Entries from a dataset
[start]

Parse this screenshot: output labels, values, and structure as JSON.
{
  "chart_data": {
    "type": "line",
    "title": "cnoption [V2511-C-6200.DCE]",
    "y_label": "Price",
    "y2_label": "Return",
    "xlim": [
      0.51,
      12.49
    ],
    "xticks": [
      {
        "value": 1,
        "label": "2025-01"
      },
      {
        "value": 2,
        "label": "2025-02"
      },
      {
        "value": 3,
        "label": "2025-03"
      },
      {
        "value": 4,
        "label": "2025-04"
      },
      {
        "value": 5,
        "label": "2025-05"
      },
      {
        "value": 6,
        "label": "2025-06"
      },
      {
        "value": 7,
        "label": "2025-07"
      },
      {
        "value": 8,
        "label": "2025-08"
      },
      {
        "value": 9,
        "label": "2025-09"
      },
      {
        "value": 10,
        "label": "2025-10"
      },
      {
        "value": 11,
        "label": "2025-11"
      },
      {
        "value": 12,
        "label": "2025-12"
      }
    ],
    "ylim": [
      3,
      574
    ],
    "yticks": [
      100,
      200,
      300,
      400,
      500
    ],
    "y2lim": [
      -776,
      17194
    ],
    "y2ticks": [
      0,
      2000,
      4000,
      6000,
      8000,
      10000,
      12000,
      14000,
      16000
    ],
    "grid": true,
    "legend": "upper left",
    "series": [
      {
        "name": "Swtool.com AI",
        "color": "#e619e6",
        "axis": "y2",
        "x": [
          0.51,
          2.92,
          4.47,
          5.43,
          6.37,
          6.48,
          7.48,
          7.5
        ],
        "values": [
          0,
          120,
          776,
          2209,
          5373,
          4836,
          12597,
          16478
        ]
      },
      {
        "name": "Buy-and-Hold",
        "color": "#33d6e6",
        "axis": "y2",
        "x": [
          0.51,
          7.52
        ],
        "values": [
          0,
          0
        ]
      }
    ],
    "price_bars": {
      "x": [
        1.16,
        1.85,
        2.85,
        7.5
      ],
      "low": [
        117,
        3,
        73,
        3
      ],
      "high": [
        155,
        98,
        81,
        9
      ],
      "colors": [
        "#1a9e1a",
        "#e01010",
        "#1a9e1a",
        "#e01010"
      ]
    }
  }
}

[end]

What to do:
Return all of the above records exactly, leaving no line out.

Response for this exercise:
Parse this screenshot: output labels, values, and structure as JSON.
{
  "chart_data": {
    "type": "line",
    "title": "cnoption [V2511-C-6200.DCE]",
    "y_label": "Price",
    "y2_label": "Return",
    "xlim": [
      0.51,
      12.49
    ],
    "xticks": [
      {
        "value": 1,
        "label": "2025-01"
      },
      {
        "value": 2,
        "label": "2025-02"
      },
      {
        "value": 3,
        "label": "2025-03"
      },
      {
        "value": 4,
        "label": "2025-04"
      },
      {
        "value": 5,
        "label": "2025-05"
      },
      {
        "value": 6,
        "label": "2025-06"
      },
      {
        "value": 7,
        "label": "2025-07"
      },
      {
        "value": 8,
        "label": "2025-08"
      },
      {
        "value": 9,
        "label": "2025-09"
      },
      {
        "value": 10,
        "label": "2025-10"
      },
      {
        "value": 11,
        "label": "2025-11"
      },
      {
        "value": 12,
        "label": "2025-12"
      }
    ],
    "ylim": [
      3,
      574
    ],
    "yticks": [
      100,
      200,
      300,
      400,
      500
    ],
    "y2lim": [
      -776,
      17194
    ],
    "y2ticks": [
      0,
      2000,
      4000,
      6000,
      8000,
      10000,
      12000,
      14000,
      16000
    ],
    "grid": true,
    "legend": "upper left",
    "series": [
      {
        "name": "Swtool.com AI",
        "color": "#e619e6",
        "axis": "y2",
        "x": [
          0.51,
          2.92,
          4.47,
          5.43,
          6.37,
          6.48,
          7.48,
          7.5
        ],
        "values": [
          0,
          120,
          776,
          2209,
          5373,
          4836,
          12597,
          16478
        ]
      },
      {
        "name": "Buy-and-Hold",
        "color": "#33d6e6",
        "axis": "y2",
        "x": [
          0.51,
          7.52
        ],
        "values": [
          0,
          0
        ]
      }
    ],
    "price_bars": {
      "x": [
        1.16,
        1.85,
        2.85,
        7.5
      ],
      "low": [
        117,
        3,
        73,
        3
      ],
      "high": [
        155,
        98,
        81,
        9
      ],
      "colors": [
        "#1a9e1a",
        "#e01010",
        "#1a9e1a",
        "#e01010"
      ]
    }
  }
}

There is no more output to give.